*OBJETIVO DO EXERCÍCIO*.
Como fica em inglês esta frase do sumário do acórdão: "Nos termos e para os efeitos previstos no artigo 64.º, n.ºs 1 e 2, do RGCO, não pode o julgador, sem ofensa do contraditório e, portanto, das garantias de defesa do arguido, extrair do silêncio daquele a sua não oposição à decisão por despacho, tendo em devida conta a impugnação dos factos e a apresentação de prova, pretendendo, por esta via, a demonstração de uma realidade incompatível com a prática da contra-ordenação por que foi condenado."?

Acórdão do Tribunal da Relação de Coimbra
Processo:
9485/16.2T8CBR.C1
Nº Convencional: JTRC
Relator: ISABEL VALONGO
Descritores: CONTRAORDENAÇÃO
DECISÃO POR DESPACHO JUDICIAL
Data do Acordão: 12/13/2017
Votação: UNANIMIDADE
Tribunal Recurso: COIMBRA (JUÍZO LOCAL CRIMINAL DE COIMBRA – J3)
Texto Integral: S
Meio Processual: RECURSO CONTRAORDENACIONAL
Decisão: REVOGADA
Legislação Nacional: ART. 64.º, N.ºS 1 E 2, DO RGCO
Sumário: I – Nos termos e para os efeitos previstos no artigo 64.º, n.ºs 1 e 2, do RGCO, não pode o julgador, sem ofensa do contraditório e, portanto, das garantias de defesa do arguido, extrair do silêncio daquele a sua não oposição à decisão por despacho, tendo em devida conta a impugnação dos factos e a apresentação de prova, pretendendo, por esta via, a demonstração de uma realidade incompatível com a prática da contra-ordenação por que foi condenado.

*ENTRADAS FORNECIDAS*.

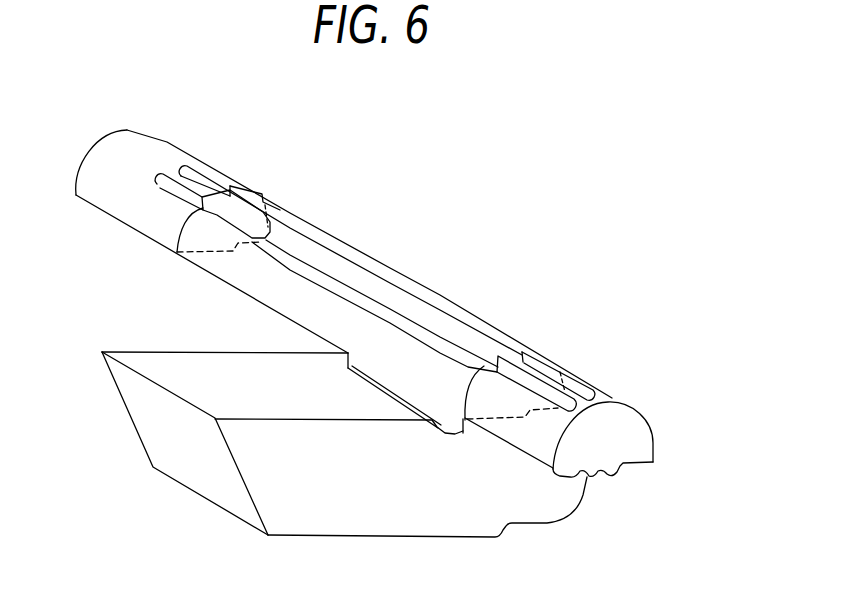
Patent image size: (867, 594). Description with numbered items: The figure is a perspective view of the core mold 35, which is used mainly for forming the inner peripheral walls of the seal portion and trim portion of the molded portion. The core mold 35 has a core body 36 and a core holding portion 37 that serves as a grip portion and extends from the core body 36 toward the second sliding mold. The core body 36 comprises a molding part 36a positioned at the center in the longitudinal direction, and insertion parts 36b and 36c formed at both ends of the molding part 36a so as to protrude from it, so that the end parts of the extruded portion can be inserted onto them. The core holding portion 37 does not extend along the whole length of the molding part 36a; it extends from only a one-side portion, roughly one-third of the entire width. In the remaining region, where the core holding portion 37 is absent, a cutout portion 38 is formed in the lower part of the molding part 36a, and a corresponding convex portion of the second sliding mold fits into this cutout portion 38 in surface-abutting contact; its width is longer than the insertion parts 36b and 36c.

The core mold 35 is at (337, 158).
The core body 36 is at (414, 253).
The molding part 36a is at (427, 287).
The insertion part 36b is at (167, 143).
The insertion part 36c is at (612, 393).
The core holding portion 37 is at (195, 363).
The cutout portion 38 is at (281, 339).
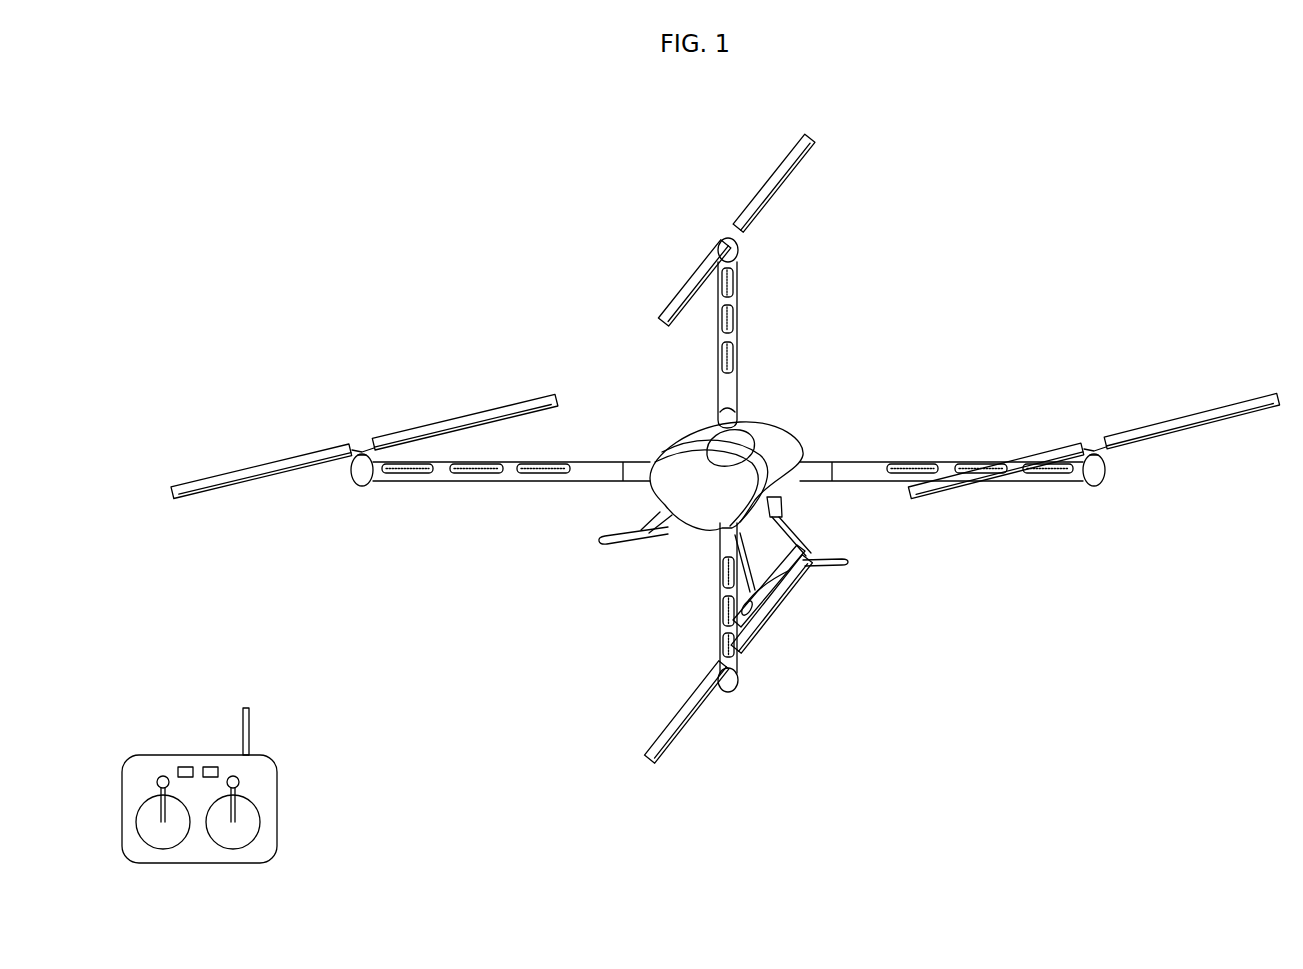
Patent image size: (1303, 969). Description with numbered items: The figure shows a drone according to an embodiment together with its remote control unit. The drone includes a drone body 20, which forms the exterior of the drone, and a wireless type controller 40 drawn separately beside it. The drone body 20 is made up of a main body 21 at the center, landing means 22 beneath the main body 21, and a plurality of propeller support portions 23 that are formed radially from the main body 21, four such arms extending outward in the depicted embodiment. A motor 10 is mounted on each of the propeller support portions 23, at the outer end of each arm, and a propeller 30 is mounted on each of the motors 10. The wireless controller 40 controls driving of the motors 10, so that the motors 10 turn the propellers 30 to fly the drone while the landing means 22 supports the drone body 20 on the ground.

The motor 10 is at (725, 448).
The drone body 20 is at (753, 433).
The main body 21 is at (742, 442).
The landing means 22 is at (792, 533).
The propeller support portion 23 is at (718, 551).
The propeller 30 is at (667, 716).
The controller 40 is at (298, 805).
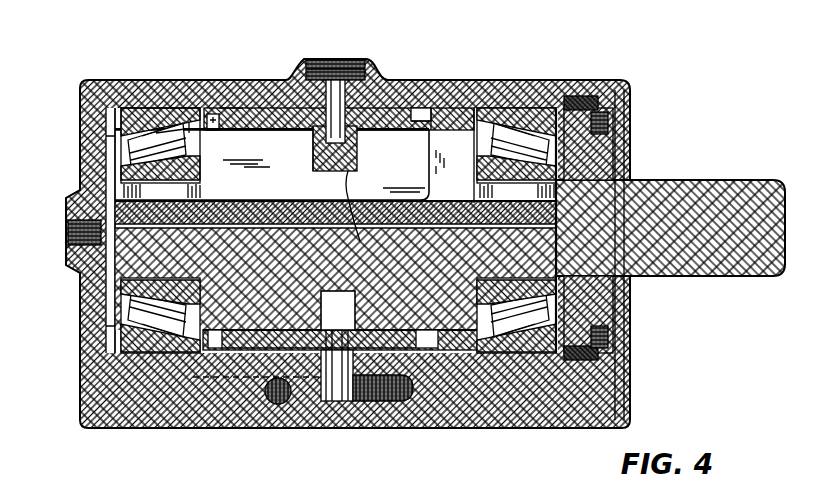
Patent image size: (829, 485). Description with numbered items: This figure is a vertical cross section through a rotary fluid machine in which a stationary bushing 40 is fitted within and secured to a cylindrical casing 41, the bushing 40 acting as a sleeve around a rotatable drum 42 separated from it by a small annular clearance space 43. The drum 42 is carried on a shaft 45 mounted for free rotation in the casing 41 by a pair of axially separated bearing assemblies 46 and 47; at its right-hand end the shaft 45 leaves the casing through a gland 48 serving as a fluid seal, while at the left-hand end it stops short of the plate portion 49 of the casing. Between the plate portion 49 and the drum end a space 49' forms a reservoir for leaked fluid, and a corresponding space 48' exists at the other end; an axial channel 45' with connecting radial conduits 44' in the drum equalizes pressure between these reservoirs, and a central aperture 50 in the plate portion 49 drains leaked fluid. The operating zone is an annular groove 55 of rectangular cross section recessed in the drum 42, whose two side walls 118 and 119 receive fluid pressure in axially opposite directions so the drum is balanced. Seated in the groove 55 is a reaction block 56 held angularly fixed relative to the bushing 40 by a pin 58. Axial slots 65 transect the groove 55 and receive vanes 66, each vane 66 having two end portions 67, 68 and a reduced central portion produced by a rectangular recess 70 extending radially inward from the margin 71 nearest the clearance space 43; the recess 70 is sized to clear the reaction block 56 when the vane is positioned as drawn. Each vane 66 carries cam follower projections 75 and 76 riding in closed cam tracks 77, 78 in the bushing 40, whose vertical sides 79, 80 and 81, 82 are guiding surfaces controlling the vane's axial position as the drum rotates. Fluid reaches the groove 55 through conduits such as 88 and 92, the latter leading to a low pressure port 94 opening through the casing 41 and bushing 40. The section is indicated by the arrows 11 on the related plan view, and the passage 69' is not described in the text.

The section line 11 is at (327, 18).
The stationary bushing 40 is at (252, 100).
The cylindrical casing 41 is at (466, 86).
The rotatable drum 42 is at (235, 342).
The clearance space 43 is at (262, 338).
The radial conduits 44' is at (582, 228).
The shaft 45 is at (670, 213).
The axial channel 45' is at (335, 265).
The bearing assembly 46 is at (555, 124).
The bearing assembly 47 is at (100, 130).
The gland 48 is at (617, 255).
The space or reservoir 48' is at (636, 228).
The plate portion 49 is at (62, 252).
The space or reservoir 49' is at (69, 244).
The central aperture 50 is at (66, 234).
The annular groove 55 is at (350, 161).
The reaction block 56 is at (342, 179).
The pin 58 is at (338, 60).
The axial slot 65 is at (434, 161).
The vane 66 is at (262, 210).
The end portion 67 is at (177, 176).
The end portion 68 is at (432, 137).
The passage 69' is at (368, 230).
The recess or notch 70 is at (311, 153).
The margin 71 is at (272, 125).
The cam follower projection 75 is at (205, 105).
The cam follower projection 76 is at (418, 101).
The cam track 77 is at (183, 112).
The cam track 78 is at (406, 102).
The vertical side 79 is at (185, 102).
The vertical side 80 is at (233, 100).
The vertical side 81 is at (402, 104).
The vertical side 82 is at (447, 103).
The conduit 88 is at (302, 421).
The conduit 92 is at (387, 395).
The low pressure port 94 is at (336, 360).
The side wall 118 is at (306, 131).
The side wall 119 is at (349, 133).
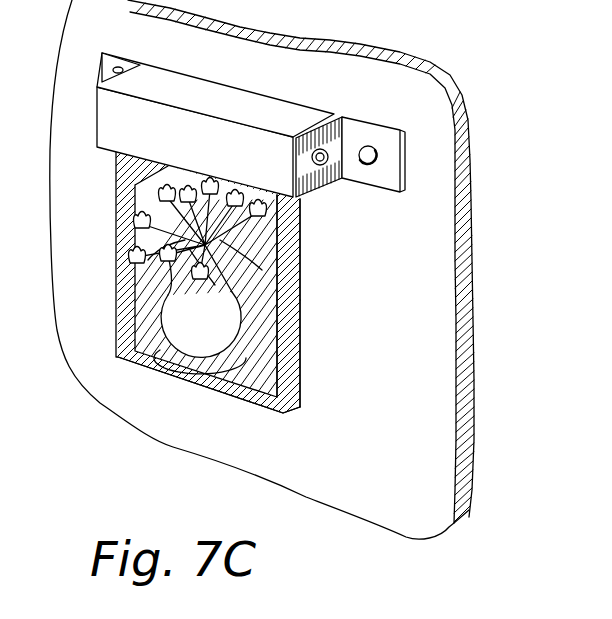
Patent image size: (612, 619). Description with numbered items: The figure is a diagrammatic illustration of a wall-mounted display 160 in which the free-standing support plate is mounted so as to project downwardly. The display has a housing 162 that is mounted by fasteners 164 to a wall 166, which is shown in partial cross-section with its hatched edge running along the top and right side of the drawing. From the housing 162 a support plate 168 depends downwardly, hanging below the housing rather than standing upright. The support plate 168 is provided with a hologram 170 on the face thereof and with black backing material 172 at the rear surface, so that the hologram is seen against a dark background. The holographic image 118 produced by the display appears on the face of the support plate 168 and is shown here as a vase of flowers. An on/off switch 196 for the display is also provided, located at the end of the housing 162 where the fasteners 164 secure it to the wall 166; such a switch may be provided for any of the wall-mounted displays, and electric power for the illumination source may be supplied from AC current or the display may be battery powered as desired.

The wall-mounted display 160 is at (419, 110).
The housing 162 is at (233, 93).
The fasteners 164 is at (128, 68).
The on/off switch 196 is at (320, 128).
The wall 166 is at (391, 481).
The support plate 168 is at (292, 292).
The hologram 170 is at (283, 415).
The black backing material 172 is at (298, 242).
The holographic image 118 is at (175, 328).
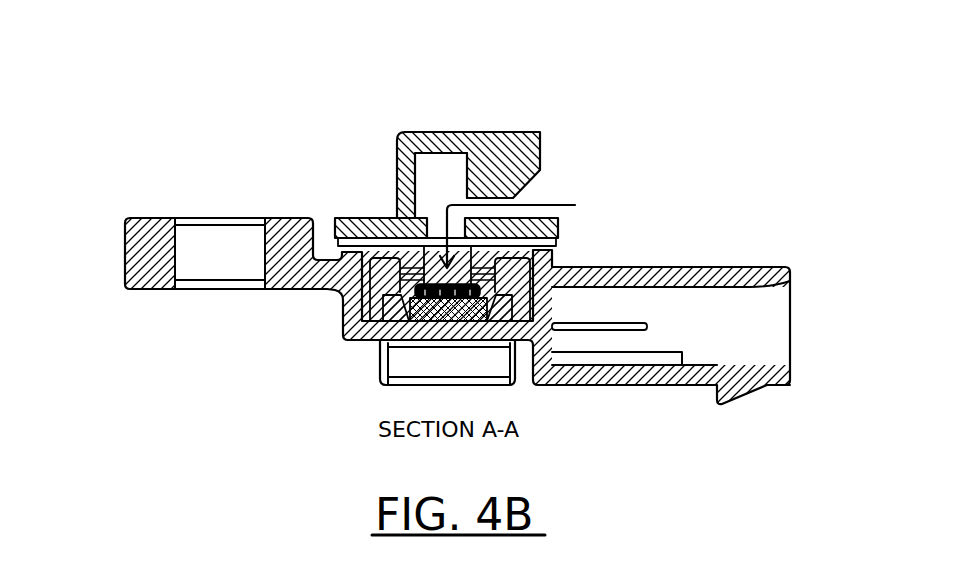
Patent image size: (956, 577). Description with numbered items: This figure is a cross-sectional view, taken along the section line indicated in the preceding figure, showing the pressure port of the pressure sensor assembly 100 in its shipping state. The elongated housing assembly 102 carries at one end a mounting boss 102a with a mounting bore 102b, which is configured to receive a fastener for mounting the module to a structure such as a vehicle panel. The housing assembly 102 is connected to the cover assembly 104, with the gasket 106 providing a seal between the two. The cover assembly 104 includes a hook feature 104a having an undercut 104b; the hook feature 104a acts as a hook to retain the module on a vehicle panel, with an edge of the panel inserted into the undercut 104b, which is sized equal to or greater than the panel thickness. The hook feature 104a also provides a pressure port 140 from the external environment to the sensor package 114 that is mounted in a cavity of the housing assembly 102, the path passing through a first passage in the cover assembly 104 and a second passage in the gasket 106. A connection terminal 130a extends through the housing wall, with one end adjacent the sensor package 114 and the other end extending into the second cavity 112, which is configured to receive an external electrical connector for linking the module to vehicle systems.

The pressure sensor assembly 100 is at (338, 50).
The housing assembly 102 is at (663, 385).
The mounting boss 102a is at (123, 238).
The mounting bore 102b is at (217, 233).
The cover assembly 104 is at (383, 217).
The hook feature 104a is at (508, 131).
The undercut 104b is at (487, 217).
The gasket 106 is at (557, 246).
The second cavity 112 is at (780, 328).
The sensor package 114 is at (380, 345).
The connection terminal 130a is at (647, 327).
The pressure port 140 is at (548, 205).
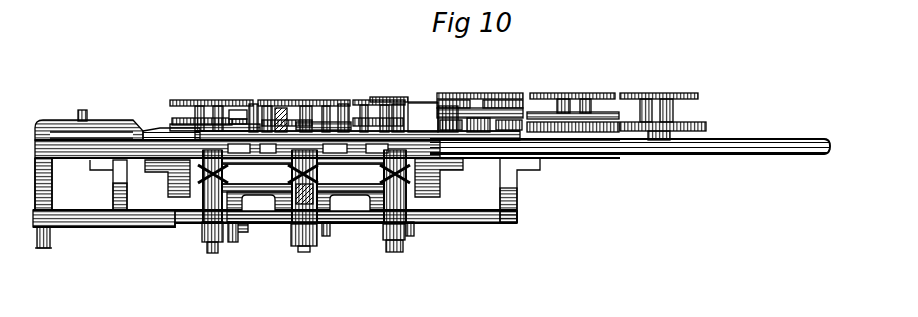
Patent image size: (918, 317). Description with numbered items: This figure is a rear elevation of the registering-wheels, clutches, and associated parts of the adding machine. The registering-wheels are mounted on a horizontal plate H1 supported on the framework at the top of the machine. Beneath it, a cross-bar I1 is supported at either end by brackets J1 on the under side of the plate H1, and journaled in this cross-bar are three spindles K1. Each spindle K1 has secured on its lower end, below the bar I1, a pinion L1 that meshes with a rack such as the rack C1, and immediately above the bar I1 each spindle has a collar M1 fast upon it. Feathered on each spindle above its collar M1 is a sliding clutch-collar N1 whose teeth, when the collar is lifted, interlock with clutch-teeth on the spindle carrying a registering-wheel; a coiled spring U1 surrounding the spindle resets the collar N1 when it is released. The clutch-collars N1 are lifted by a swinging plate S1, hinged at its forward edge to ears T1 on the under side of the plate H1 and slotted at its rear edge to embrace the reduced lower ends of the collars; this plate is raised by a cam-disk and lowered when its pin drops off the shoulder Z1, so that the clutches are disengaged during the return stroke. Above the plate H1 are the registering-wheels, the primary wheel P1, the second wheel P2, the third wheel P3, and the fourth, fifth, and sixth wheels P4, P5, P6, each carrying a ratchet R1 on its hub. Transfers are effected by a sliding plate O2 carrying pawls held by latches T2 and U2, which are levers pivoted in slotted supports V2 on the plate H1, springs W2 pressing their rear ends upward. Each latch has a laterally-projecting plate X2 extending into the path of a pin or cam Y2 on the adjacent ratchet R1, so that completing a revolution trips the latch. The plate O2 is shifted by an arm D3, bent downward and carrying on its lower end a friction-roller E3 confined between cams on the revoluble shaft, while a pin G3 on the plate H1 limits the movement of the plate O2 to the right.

The arm D3 is at (50, 122).
The pin G3 is at (97, 97).
The sliding plate O2 is at (104, 135).
The coiled spring U1 is at (200, 160).
The pin or cam Y2 is at (210, 110).
The laterally-projecting plate X2 is at (238, 115).
The primary registering-wheel P1 is at (251, 103).
The slotted supports V2 is at (262, 108).
The latch T2 is at (276, 108).
The second registering-wheel P2 is at (329, 102).
The latch U2 is at (343, 102).
The third registering-wheel P3 is at (416, 100).
The ratchet R1 is at (423, 113).
The fourth registering-wheel P4 is at (507, 95).
The fifth registering-wheel P5 is at (598, 94).
The sixth registering-wheel P6 is at (662, 96).
The horizontal plate H1 is at (630, 147).
The springs W2 is at (287, 149).
The gear-toothed rack C1 is at (324, 149).
The sliding clutch-collar N1 is at (163, 243).
The brackets J1 is at (113, 192).
The ears T1 is at (168, 178).
The friction-roller E3 is at (52, 241).
The cross-bar I1 is at (490, 217).
The collar M1 is at (207, 212).
The spindle K1 is at (208, 244).
The pinion L1 is at (235, 232).
The shoulder Z1 is at (237, 231).
The swinging plate S1 is at (325, 204).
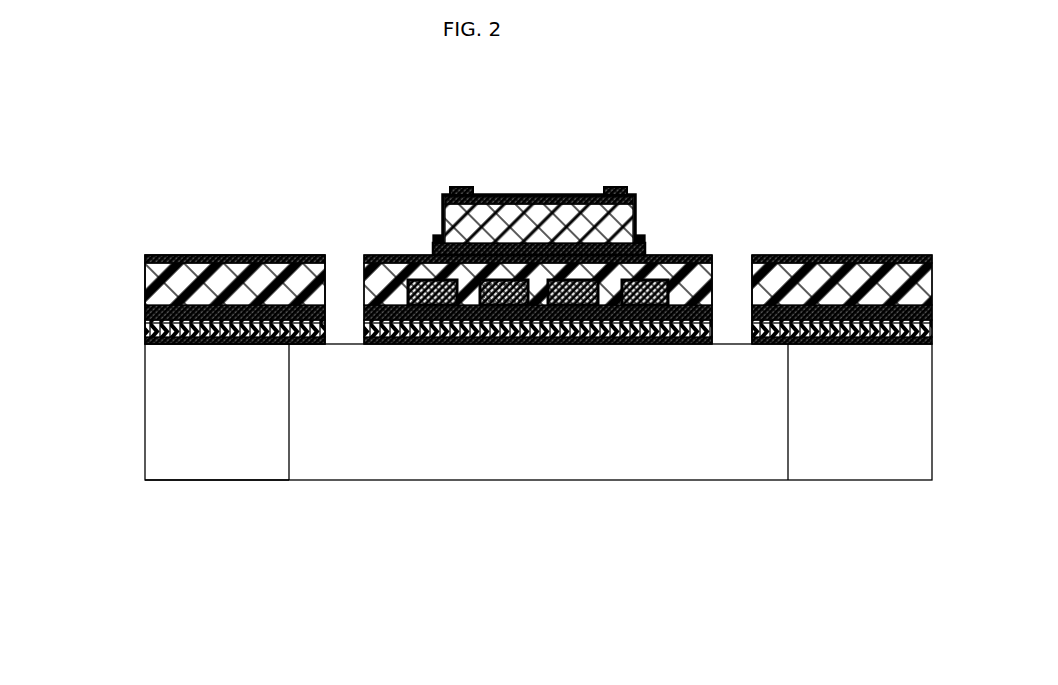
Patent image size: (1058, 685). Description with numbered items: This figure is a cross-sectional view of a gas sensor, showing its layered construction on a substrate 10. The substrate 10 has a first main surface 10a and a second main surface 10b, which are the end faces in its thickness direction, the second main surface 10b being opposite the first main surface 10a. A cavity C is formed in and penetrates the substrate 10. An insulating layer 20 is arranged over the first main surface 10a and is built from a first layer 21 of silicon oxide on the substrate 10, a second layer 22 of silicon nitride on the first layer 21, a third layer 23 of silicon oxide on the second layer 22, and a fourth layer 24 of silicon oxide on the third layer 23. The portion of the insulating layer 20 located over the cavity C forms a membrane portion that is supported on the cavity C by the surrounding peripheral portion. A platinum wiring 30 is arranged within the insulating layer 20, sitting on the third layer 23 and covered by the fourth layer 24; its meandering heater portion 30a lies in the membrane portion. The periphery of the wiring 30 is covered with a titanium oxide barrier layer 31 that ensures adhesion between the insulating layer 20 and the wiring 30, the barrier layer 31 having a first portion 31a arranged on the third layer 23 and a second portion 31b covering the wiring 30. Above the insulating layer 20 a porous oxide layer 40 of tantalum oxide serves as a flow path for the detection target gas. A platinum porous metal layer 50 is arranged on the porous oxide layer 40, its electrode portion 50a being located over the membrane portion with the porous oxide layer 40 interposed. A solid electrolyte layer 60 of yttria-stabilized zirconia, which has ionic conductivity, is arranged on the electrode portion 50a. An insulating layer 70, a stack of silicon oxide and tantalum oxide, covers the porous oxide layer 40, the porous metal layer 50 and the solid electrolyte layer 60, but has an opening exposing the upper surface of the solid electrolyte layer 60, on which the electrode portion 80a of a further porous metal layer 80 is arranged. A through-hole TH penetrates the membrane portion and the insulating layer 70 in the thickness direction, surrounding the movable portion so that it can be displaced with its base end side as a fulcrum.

The substrate 10 is at (897, 470).
The first main surface 10a is at (828, 345).
The second main surface 10b is at (247, 481).
The cavity C is at (289, 410).
The insulating layer 20 is at (473, 317).
The first layer 21 is at (170, 340).
The second layer 22 is at (152, 327).
The third layer 23 is at (150, 313).
The fourth layer 24 is at (497, 295).
The wiring 30 is at (538, 445).
The heater portion 30a is at (647, 306).
The barrier layer 31 is at (490, 452).
The first portion 31a is at (507, 302).
The second portion 31b is at (478, 302).
The porous oxide layer 40 is at (610, 258).
The porous metal layer 50 is at (539, 156).
The electrode portion 50a is at (573, 240).
The solid electrolyte layer 60 is at (533, 205).
The insulating layer 70 is at (257, 254).
The porous metal layer 80 is at (539, 156).
The electrode portion 80a is at (482, 192).
The through-hole TH is at (725, 256).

*RESPOSTA À TAREFA*.
Under the terms and for the purposes set out in Article 64, paragraphs 1 and 2, of the RGCO, the judge may not, without infringing the adversarial principle and therefore the defendant's guarantees of defense, infer from the defendant's silence a lack of opposition to a decision by order, given due regard to the challenge to the facts and the submission of evidence, by which the defendant seeks to demonstrate a reality incompatible with the commission of the administrative offense for which the defendant was convicted.